THE TASK:
Return the listing below word for word.

# # # # #

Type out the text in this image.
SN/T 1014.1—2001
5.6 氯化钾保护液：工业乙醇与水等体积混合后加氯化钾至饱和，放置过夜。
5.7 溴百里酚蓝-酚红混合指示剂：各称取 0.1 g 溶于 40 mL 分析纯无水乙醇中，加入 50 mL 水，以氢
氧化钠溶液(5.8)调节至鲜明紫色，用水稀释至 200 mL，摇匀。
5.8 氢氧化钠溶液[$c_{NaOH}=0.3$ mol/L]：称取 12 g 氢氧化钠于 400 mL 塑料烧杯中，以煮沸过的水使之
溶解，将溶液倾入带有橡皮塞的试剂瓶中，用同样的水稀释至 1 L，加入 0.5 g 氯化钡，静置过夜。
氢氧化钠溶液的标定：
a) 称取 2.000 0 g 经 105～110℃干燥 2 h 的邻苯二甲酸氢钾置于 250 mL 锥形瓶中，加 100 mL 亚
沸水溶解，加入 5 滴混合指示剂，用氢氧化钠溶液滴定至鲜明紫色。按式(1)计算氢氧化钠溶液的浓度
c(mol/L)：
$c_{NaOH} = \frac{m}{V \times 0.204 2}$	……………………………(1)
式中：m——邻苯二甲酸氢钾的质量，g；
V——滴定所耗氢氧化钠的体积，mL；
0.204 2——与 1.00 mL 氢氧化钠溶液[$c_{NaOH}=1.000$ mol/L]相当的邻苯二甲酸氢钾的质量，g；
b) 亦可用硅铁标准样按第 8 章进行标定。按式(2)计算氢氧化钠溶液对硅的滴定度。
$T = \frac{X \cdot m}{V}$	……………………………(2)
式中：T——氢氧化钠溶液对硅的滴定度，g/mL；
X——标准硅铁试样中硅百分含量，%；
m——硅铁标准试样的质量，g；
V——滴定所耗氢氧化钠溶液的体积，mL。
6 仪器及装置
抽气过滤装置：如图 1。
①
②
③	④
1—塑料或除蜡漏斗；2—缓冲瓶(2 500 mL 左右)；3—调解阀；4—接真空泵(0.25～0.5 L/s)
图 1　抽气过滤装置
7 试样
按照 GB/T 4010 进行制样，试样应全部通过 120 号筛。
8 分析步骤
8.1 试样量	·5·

# # # # #

IN RESPONSE:
Type out the text in this image.
SN/T 1014.1—2001
5.6 氯化钾保护液：工业乙醇与水等体积混合后加氯化钾至饱和，放置过夜。
5.7 溴百里酚蓝-酚红混合指示剂：各称取 0.1 g 溶于 40 mL 分析纯无水乙醇中，加入 50 mL 水，以氢
氧化钠溶液(5.8)调节至鲜明紫色，用水稀释至 200 mL，摇匀。
5.8 氢氧化钠溶液[$c_{NaOH}=0.3$ mol/L]：称取 12 g 氢氧化钠于 400 mL 塑料烧杯中，以煮沸过的水使之
溶解，将溶液倾入带有橡皮塞的试剂瓶中，用同样的水稀释至 1 L，加入 0.5 g 氯化钡，静置过夜。
氢氧化钠溶液的标定：
a) 称取 2.000 0 g 经 105～110℃干燥 2 h 的邻苯二甲酸氢钾置于 250 mL 锥形瓶中，加 100 mL 亚
沸水溶解，加入 5 滴混合指示剂，用氢氧化钠溶液滴定至鲜明紫色。按式(1)计算氢氧化钠溶液的浓度
c(mol/L)：
$c_{NaOH} = \frac{m}{V \times 0.204 2}$	……………………………(1)
式中：m——邻苯二甲酸氢钾的质量，g；
V——滴定所耗氢氧化钠的体积，mL；
0.204 2——与 1.00 mL 氢氧化钠溶液[$c_{NaOH}=1.000$ mol/L]相当的邻苯二甲酸氢钾的质量，g；
b) 亦可用硅铁标准样按第 8 章进行标定。按式(2)计算氢氧化钠溶液对硅的滴定度。
$T = \frac{X \cdot m}{V}$	……………………………(2)
式中：T——氢氧化钠溶液对硅的滴定度，g/mL；
X——标准硅铁试样中硅百分含量，%；
m——硅铁标准试样的质量，g；
V——滴定所耗氢氧化钠溶液的体积，mL。
6 仪器及装置
抽气过滤装置：如图 1。
①
②
③	④
1—塑料或除蜡漏斗；2—缓冲瓶(2 500 mL 左右)；3—调解阀；4—接真空泵(0.25～0.5 L/s)
图 1　抽气过滤装置
7 试样
按照 GB/T 4010 进行制样，试样应全部通过 120 号筛。
8 分析步骤
8.1 试样量	·5·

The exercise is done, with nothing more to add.